- **Stated goal**:
Answer these from the Celtics-Spurs article below:
(a) What was the final score of the game?
(b) How many points did Paul Pierce have?
(c) Which Spurs player switched out to guard Pierce on the last shot?

- **Passage to read**:
— BEGIN —
What we saw: Celtics-Spurs preview review


What we saw: Celtics-Spurs preview review

BOSTON Paul Pierce got the shot that he wanted. Whether it was the best shot he could have taken is debatable.
At this point, it's a moot point as the Celtics saw their season-best winning streak end at five games following an 87-86 loss to the San Antonio Spurs.
In a game in which the Celtics had plenty of chances to make plays, their fate once again rested in the hands of Pierce whose step-back jumper with no time remaining hit the back of the rim and bounced out.
C's coach Doc Rivers would have liked Pierce to attack off the dribble earlier in the shot clock so that if he missed, they would have a chance at a tip-in for the win.
But with a few ticks on the game clock, Pierce was more concerned with getting off a shot that he's comfortable with.
A step-back jumper from the elbow?
That's a shot that Pierce loves to take -- and make. And with Tim Duncan switching out defensively to guard him, Pierce felt with so little time to play, that was the best shot he could get off in that situation.
"This type of stuff is not really scripted; you don't have an idea of what's going to happen in those type of situations," said Pierce, who had 15 points. "You get in those pressure situations and sometimes they work and sometimes they don't; but the thing is I'm not going to second-guess my decision. I thought I got a great shot, created some space right there at the free throw line. It's just some days they fall, some days they don't."
— END —
- **Dataset content**:
— BEGIN —
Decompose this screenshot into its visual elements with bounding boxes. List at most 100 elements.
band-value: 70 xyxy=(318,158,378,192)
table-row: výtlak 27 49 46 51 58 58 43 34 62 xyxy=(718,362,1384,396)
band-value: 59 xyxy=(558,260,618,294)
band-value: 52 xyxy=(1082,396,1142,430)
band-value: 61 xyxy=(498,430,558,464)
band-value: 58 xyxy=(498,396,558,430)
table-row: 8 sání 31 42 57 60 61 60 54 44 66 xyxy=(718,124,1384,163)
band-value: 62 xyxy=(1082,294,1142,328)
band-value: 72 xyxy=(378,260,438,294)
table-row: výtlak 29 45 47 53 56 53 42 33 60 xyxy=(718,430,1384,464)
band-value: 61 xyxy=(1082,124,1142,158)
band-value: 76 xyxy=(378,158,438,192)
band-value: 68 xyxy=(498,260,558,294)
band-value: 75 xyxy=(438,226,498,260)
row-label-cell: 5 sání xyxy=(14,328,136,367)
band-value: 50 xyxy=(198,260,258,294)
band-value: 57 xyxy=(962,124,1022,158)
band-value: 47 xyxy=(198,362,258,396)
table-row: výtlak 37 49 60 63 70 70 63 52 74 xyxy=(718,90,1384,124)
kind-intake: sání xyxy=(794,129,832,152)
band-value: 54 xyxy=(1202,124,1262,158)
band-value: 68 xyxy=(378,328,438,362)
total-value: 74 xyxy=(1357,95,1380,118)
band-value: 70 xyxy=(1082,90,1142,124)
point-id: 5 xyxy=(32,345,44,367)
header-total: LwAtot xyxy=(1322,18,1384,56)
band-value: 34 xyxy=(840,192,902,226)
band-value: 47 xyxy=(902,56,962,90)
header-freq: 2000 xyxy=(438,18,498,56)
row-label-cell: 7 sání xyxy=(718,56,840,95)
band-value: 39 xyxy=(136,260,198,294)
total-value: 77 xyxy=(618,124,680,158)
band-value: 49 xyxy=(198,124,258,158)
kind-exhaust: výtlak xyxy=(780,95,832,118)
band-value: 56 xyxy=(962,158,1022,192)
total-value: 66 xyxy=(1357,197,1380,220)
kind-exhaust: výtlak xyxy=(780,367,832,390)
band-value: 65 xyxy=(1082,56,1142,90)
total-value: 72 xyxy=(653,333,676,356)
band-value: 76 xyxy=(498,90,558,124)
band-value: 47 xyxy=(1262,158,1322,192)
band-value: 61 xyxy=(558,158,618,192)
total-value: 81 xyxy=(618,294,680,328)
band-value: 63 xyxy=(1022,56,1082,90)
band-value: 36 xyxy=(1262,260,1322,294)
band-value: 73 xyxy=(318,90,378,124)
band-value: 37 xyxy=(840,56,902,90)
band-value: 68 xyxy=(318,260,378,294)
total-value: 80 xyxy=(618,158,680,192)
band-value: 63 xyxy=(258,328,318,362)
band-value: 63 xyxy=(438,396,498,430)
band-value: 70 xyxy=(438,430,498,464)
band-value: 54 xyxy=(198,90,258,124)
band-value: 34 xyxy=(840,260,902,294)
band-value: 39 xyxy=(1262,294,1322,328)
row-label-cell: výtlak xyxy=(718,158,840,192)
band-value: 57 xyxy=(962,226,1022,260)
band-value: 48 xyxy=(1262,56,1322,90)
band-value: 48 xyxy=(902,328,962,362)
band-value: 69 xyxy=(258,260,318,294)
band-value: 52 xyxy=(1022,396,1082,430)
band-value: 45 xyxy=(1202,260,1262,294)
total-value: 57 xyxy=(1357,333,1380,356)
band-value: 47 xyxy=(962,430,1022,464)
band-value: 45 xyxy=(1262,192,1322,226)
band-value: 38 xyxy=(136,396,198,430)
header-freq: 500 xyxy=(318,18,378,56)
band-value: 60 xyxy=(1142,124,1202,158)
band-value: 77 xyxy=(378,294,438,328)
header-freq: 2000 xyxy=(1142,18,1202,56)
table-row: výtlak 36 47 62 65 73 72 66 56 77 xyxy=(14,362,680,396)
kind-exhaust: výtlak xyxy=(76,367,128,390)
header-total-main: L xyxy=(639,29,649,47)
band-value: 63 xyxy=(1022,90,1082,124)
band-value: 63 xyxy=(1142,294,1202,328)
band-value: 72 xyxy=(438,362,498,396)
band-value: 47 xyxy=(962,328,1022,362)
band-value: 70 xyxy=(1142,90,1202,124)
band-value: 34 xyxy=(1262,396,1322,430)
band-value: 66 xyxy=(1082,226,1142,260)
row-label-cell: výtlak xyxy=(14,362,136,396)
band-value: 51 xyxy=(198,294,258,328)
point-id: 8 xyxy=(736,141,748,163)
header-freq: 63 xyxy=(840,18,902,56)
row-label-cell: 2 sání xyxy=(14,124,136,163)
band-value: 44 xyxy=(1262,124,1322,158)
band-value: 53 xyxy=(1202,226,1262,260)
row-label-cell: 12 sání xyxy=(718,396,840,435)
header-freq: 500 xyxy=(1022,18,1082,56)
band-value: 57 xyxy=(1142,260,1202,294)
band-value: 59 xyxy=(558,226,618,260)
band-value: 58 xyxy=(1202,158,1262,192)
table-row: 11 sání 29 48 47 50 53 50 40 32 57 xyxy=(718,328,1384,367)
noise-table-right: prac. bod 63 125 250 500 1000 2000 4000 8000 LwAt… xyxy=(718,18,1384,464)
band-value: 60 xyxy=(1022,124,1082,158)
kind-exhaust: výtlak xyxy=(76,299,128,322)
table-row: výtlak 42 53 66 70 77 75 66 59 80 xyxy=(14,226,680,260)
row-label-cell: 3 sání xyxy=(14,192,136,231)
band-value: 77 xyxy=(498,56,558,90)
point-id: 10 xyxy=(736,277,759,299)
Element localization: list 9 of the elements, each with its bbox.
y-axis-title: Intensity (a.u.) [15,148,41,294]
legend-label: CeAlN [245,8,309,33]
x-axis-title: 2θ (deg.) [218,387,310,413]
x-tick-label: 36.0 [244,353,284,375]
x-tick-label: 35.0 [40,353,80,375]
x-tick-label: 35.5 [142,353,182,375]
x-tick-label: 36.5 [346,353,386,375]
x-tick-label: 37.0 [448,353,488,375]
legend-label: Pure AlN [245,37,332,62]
— END —
- **Result for this exercise**:
(a) The Spurs won 87-86.
(b) 15 points.
(c) Tim Duncan.